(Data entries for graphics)
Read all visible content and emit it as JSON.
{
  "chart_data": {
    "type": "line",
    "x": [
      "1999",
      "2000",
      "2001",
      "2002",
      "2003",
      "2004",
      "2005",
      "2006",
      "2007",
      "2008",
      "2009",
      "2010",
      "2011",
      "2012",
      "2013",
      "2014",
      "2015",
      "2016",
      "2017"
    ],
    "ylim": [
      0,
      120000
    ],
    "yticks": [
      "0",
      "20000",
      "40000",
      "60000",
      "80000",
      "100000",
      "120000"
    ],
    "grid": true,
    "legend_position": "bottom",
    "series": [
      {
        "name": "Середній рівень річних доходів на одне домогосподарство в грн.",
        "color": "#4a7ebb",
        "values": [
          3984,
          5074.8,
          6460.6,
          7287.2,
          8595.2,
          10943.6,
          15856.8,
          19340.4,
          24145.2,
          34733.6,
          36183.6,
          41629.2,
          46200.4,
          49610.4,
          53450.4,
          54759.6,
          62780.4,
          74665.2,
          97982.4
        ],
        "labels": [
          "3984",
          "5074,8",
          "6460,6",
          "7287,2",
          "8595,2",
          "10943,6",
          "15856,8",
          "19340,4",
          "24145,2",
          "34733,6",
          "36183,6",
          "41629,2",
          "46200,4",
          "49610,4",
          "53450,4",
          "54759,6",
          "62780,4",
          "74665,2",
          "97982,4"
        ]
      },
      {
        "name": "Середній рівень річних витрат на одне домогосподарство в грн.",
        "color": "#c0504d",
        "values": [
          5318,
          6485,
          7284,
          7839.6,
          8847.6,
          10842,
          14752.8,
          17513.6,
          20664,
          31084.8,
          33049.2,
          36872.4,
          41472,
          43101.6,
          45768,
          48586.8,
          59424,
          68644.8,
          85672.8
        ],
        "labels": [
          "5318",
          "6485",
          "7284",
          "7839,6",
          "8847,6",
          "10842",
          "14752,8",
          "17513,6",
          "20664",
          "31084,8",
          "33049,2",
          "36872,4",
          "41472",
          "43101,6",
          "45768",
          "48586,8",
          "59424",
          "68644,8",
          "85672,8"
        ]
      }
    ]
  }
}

REQUIREMENT:
Copy all the entries verbatim.

THE OUTPUT:
Read all visible content and emit it as JSON.
{
  "chart_data": {
    "type": "line",
    "x": [
      "1999",
      "2000",
      "2001",
      "2002",
      "2003",
      "2004",
      "2005",
      "2006",
      "2007",
      "2008",
      "2009",
      "2010",
      "2011",
      "2012",
      "2013",
      "2014",
      "2015",
      "2016",
      "2017"
    ],
    "ylim": [
      0,
      120000
    ],
    "yticks": [
      "0",
      "20000",
      "40000",
      "60000",
      "80000",
      "100000",
      "120000"
    ],
    "grid": true,
    "legend_position": "bottom",
    "series": [
      {
        "name": "Середній рівень річних доходів на одне домогосподарство в грн.",
        "color": "#4a7ebb",
        "values": [
          3984,
          5074.8,
          6460.6,
          7287.2,
          8595.2,
          10943.6,
          15856.8,
          19340.4,
          24145.2,
          34733.6,
          36183.6,
          41629.2,
          46200.4,
          49610.4,
          53450.4,
          54759.6,
          62780.4,
          74665.2,
          97982.4
        ],
        "labels": [
          "3984",
          "5074,8",
          "6460,6",
          "7287,2",
          "8595,2",
          "10943,6",
          "15856,8",
          "19340,4",
          "24145,2",
          "34733,6",
          "36183,6",
          "41629,2",
          "46200,4",
          "49610,4",
          "53450,4",
          "54759,6",
          "62780,4",
          "74665,2",
          "97982,4"
        ]
      },
      {
        "name": "Середній рівень річних витрат на одне домогосподарство в грн.",
        "color": "#c0504d",
        "values": [
          5318,
          6485,
          7284,
          7839.6,
          8847.6,
          10842,
          14752.8,
          17513.6,
          20664,
          31084.8,
          33049.2,
          36872.4,
          41472,
          43101.6,
          45768,
          48586.8,
          59424,
          68644.8,
          85672.8
        ],
        "labels": [
          "5318",
          "6485",
          "7284",
          "7839,6",
          "8847,6",
          "10842",
          "14752,8",
          "17513,6",
          "20664",
          "31084,8",
          "33049,2",
          "36872,4",
          "41472",
          "43101,6",
          "45768",
          "48586,8",
          "59424",
          "68644,8",
          "85672,8"
        ]
      }
    ]
  }
}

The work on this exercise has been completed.